══ Material provided ══
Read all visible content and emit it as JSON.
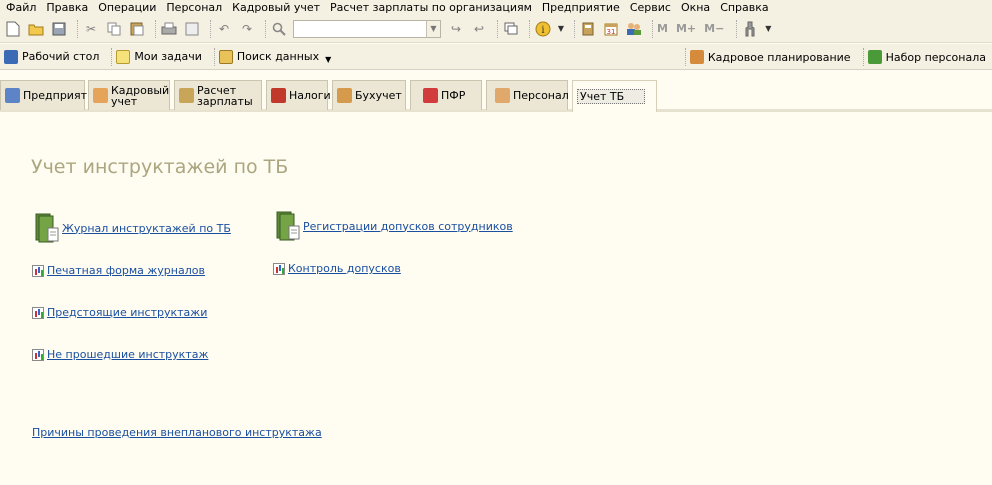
{
  "menu": [
    "Файл",
    "Правка",
    "Операции",
    "Персонал",
    "Кадровый учет",
    "Расчет зарплаты по организациям",
    "Предприятие",
    "Сервис",
    "Окна",
    "Справка"
  ],
  "toolbar": {
    "m": "M",
    "mplus": "M+",
    "mminus": "M−"
  },
  "quickbar": {
    "desktop": "Рабочий стол",
    "tasks": "Мои задачи",
    "search": "Поиск данных",
    "hr_planning": "Кадровое планирование",
    "recruit": "Набор персонала"
  },
  "tabs": [
    {
      "label": "Предприятие"
    },
    {
      "label": "Кадровый учет"
    },
    {
      "label": "Расчет зарплаты"
    },
    {
      "label": "Налоги"
    },
    {
      "label": "Бухучет"
    },
    {
      "label": "ПФР"
    },
    {
      "label": "Персонал"
    },
    {
      "label": "Учет ТБ"
    }
  ],
  "content": {
    "title": "Учет инструктажей по ТБ",
    "journal": "Журнал инструктажей по ТБ",
    "print_form": "Печатная форма журналов",
    "upcoming": "Предстоящие инструктажи",
    "not_passed": "Не прошедшие инструктаж",
    "registration": "Регистрации допусков сотрудников",
    "control": "Контроль допусков",
    "reasons": "Причины проведения внепланового инструктажа"
  }
}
═══
• [Problem]
From the listing, extract all text exactly as given and drop any picture.

• [Reply to the task]
Read all visible content and emit it as JSON.
{
  "menu": [
    "Файл",
    "Правка",
    "Операции",
    "Персонал",
    "Кадровый учет",
    "Расчет зарплаты по организациям",
    "Предприятие",
    "Сервис",
    "Окна",
    "Справка"
  ],
  "toolbar": {
    "m": "M",
    "mplus": "M+",
    "mminus": "M−"
  },
  "quickbar": {
    "desktop": "Рабочий стол",
    "tasks": "Мои задачи",
    "search": "Поиск данных",
    "hr_planning": "Кадровое планирование",
    "recruit": "Набор персонала"
  },
  "tabs": [
    {
      "label": "Предприятие"
    },
    {
      "label": "Кадровый учет"
    },
    {
      "label": "Расчет зарплаты"
    },
    {
      "label": "Налоги"
    },
    {
      "label": "Бухучет"
    },
    {
      "label": "ПФР"
    },
    {
      "label": "Персонал"
    },
    {
      "label": "Учет ТБ"
    }
  ],
  "content": {
    "title": "Учет инструктажей по ТБ",
    "journal": "Журнал инструктажей по ТБ",
    "print_form": "Печатная форма журналов",
    "upcoming": "Предстоящие инструктажи",
    "not_passed": "Не прошедшие инструктаж",
    "registration": "Регистрации допусков сотрудников",
    "control": "Контроль допусков",
    "reasons": "Причины проведения внепланового инструктажа"
  }
}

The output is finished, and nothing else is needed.